--- BEGIN The input ---

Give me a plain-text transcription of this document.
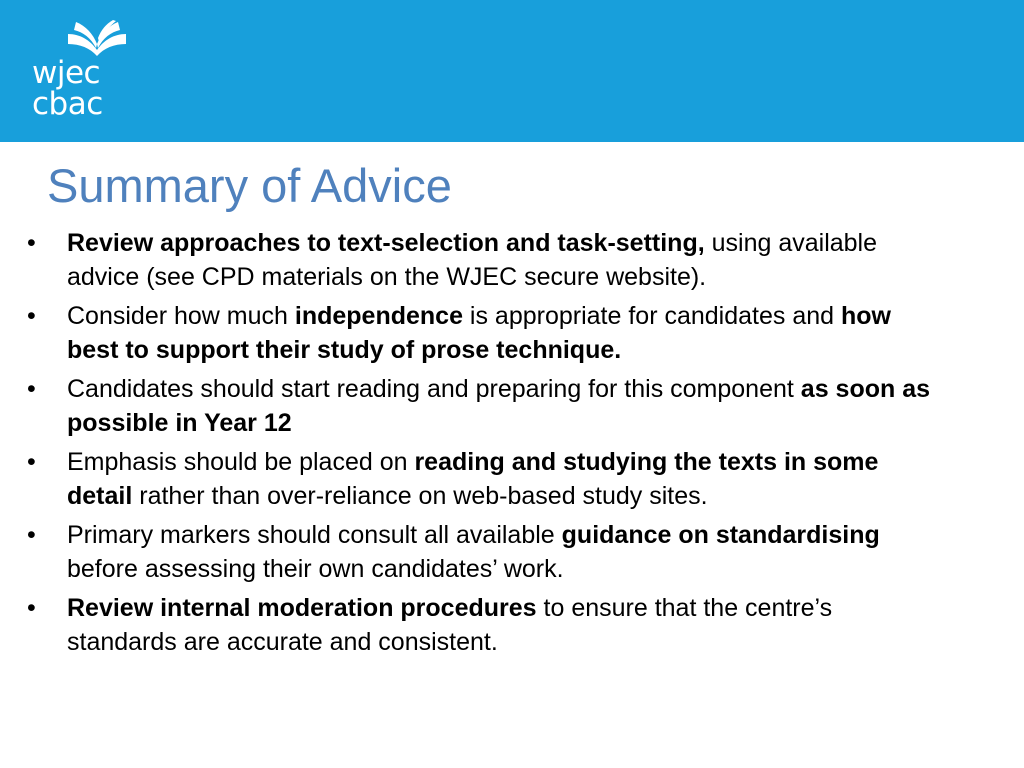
wjec
cbac
Summary of Advice
• Review approaches to text-selection and task-setting, using available advice (see CPD materials on the WJEC secure website).
• Consider how much independence is appropriate for candidates and how best to support their study of prose technique.
• Candidates should start reading and preparing for this component as soon as possible in Year 12
• Emphasis should be placed on reading and studying the texts in some detail rather than over-reliance on web-based study sites.
• Primary markers should consult all available guidance on standardising before assessing their own candidates’ work.
• Review internal moderation procedures to ensure that the centre’s standards are accurate and consistent.
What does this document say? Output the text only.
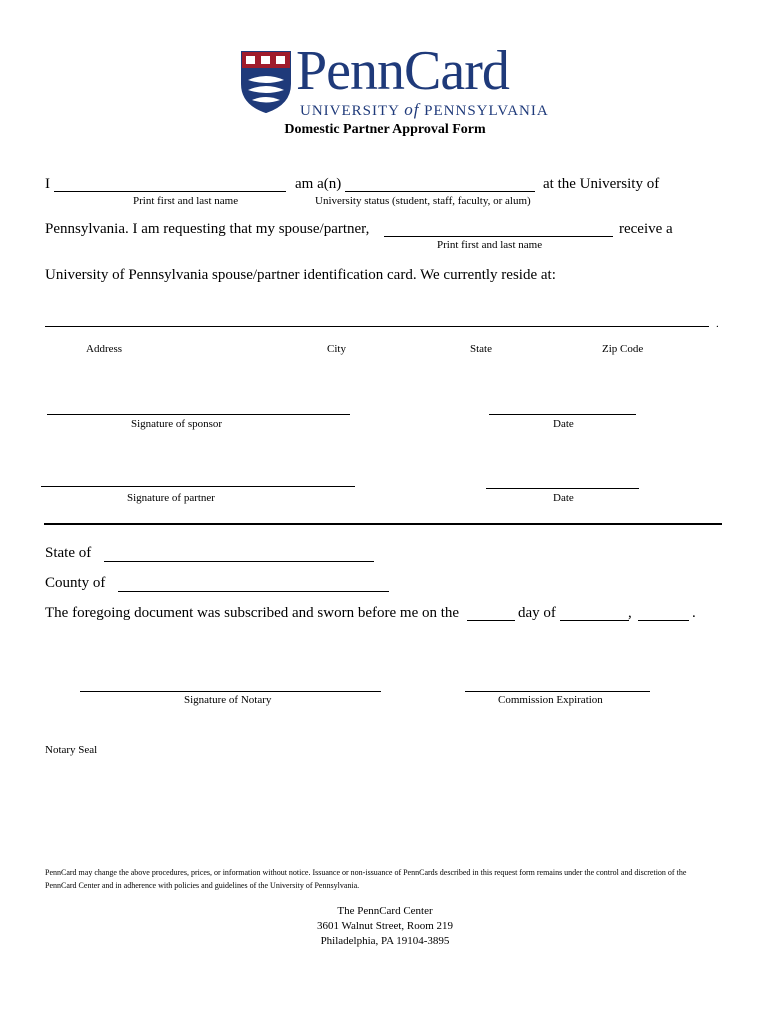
PennCard
UNIVERSITY of PENNSYLVANIA
Domestic Partner Approval Form
I	am a(n)	at the University of
Print first and last name	University status (student, staff, faculty, or alum)
Pennsylvania. I am requesting that my spouse/partner,	receive a
Print first and last name
University of Pennsylvania spouse/partner identification card. We currently reside at:
.
Address	City	State	Zip Code
Signature of sponsor	Date
Signature of partner	Date
State of
County of
The foregoing document was subscribed and sworn before me on the	day of	,	.
Signature of Notary	Commission Expiration
Notary Seal
PennCard may change the above procedures, prices, or information without notice. Issuance or non-issuance of PennCards described in this request form remains under the control and discretion of the PennCard Center and in adherence with policies and guidelines of the University of Pennsylvania.
The PennCard Center
3601 Walnut Street, Room 219
Philadelphia, PA 19104-3895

--- END The input ---

## Exercise aim
The records above are to be quoted exactly, with all pictures left out.

## Output for this task
Give me a plain-text transcription of this document.
wjec
cbac
Summary of Advice
• Review approaches to text-selection and task-setting, using available advice (see CPD materials on the WJEC secure website).
• Consider how much independence is appropriate for candidates and how best to support their study of prose technique.
• Candidates should start reading and preparing for this component as soon as possible in Year 12
• Emphasis should be placed on reading and studying the texts in some detail rather than over-reliance on web-based study sites.
• Primary markers should consult all available guidance on standardising before assessing their own candidates’ work.
• Review internal moderation procedures to ensure that the centre’s standards are accurate and consistent.
What does this document say? Output the text only.
PennCard
UNIVERSITY of PENNSYLVANIA
Domestic Partner Approval Form
I	am a(n)	at the University of
Print first and last name	University status (student, staff, faculty, or alum)
Pennsylvania. I am requesting that my spouse/partner,	receive a
Print first and last name
University of Pennsylvania spouse/partner identification card. We currently reside at:
.
Address	City	State	Zip Code
Signature of sponsor	Date
Signature of partner	Date
State of
County of
The foregoing document was subscribed and sworn before me on the	day of	,	.
Signature of Notary	Commission Expiration
Notary Seal
PennCard may change the above procedures, prices, or information without notice. Issuance or non-issuance of PennCards described in this request form remains under the control and discretion of the PennCard Center and in adherence with policies and guidelines of the University of Pennsylvania.
The PennCard Center
3601 Walnut Street, Room 219
Philadelphia, PA 19104-3895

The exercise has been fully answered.